-- WHAT TO PRODUCE --
Every record must be transcribed in its entirety, apart from the images, which are to be omitted.

......

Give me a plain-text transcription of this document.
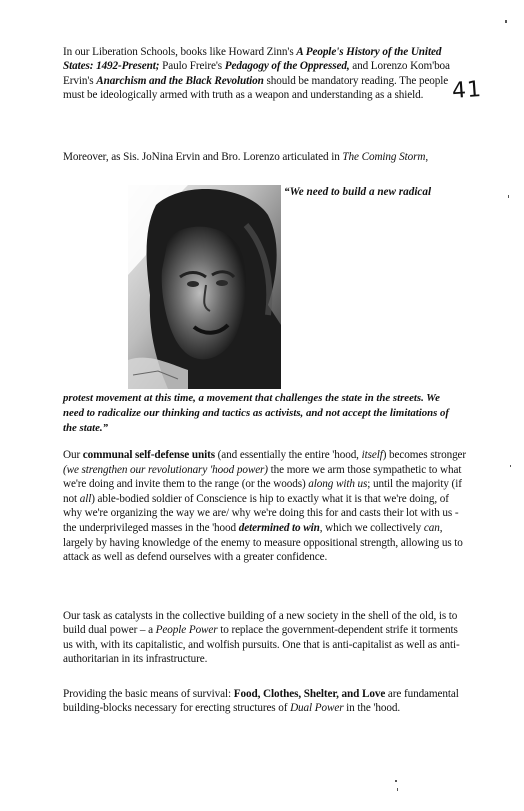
In our Liberation Schools, books like Howard Zinn's A People's History of the United States: 1492-Present; Paulo Freire's Pedagogy of the Oppressed, and Lorenzo Kom'boa Ervin's Anarchism and the Black Revolution should be mandatory reading. The people must be ideologically armed with truth as a weapon and understanding as a shield.	41

Moreover, as Sis. JoNina Ervin and Bro. Lorenzo articulated in The Coming Storm,

“We need to build a new radical

protest movement at this time, a movement that challenges the state in the streets. We need to radicalize our thinking and tactics as activists, and not accept the limitations of the state.”

Our communal self-defense units (and essentially the entire 'hood, itself) becomes stronger (we strengthen our revolutionary 'hood power) the more we arm those sympathetic to what we're doing and invite them to the range (or the woods) along with us; until the majority (if not all) able-bodied soldier of Conscience is hip to exactly what it is that we're doing, of why we're organizing the way we are/ why we're doing this for and casts their lot with us - the underprivileged masses in the 'hood determined to win, which we collectively can, largely by having knowledge of the enemy to measure oppositional strength, allowing us to attack as well as defend ourselves with a greater confidence.

Our task as catalysts in the collective building of a new society in the shell of the old, is to build dual power – a People Power to replace the government-dependent strife it torments us with, with its capitalistic, and wolfish pursuits. One that is anti-capitalist as well as anti-authoritarian in its infrastructure.

Providing the basic means of survival: Food, Clothes, Shelter, and Love are fundamental building-blocks necessary for erecting structures of Dual Power in the 'hood.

......

-- CORRECT ANSWER --
Give me a plain-text transcription of this document.
In our Liberation Schools, books like Howard Zinn's A People's History of the United States: 1492-Present; Paulo Freire's Pedagogy of the Oppressed, and Lorenzo Kom'boa Ervin's Anarchism and the Black Revolution should be mandatory reading. The people must be ideologically armed with truth as a weapon and understanding as a shield.	41

Moreover, as Sis. JoNina Ervin and Bro. Lorenzo articulated in The Coming Storm,

“We need to build a new radical

protest movement at this time, a movement that challenges the state in the streets. We need to radicalize our thinking and tactics as activists, and not accept the limitations of the state.”

Our communal self-defense units (and essentially the entire 'hood, itself) becomes stronger (we strengthen our revolutionary 'hood power) the more we arm those sympathetic to what we're doing and invite them to the range (or the woods) along with us; until the majority (if not all) able-bodied soldier of Conscience is hip to exactly what it is that we're doing, of why we're organizing the way we are/ why we're doing this for and casts their lot with us - the underprivileged masses in the 'hood determined to win, which we collectively can, largely by having knowledge of the enemy to measure oppositional strength, allowing us to attack as well as defend ourselves with a greater confidence.

Our task as catalysts in the collective building of a new society in the shell of the old, is to build dual power – a People Power to replace the government-dependent strife it torments us with, with its capitalistic, and wolfish pursuits. One that is anti-capitalist as well as anti-authoritarian in its infrastructure.

Providing the basic means of survival: Food, Clothes, Shelter, and Love are fundamental building-blocks necessary for erecting structures of Dual Power in the 'hood.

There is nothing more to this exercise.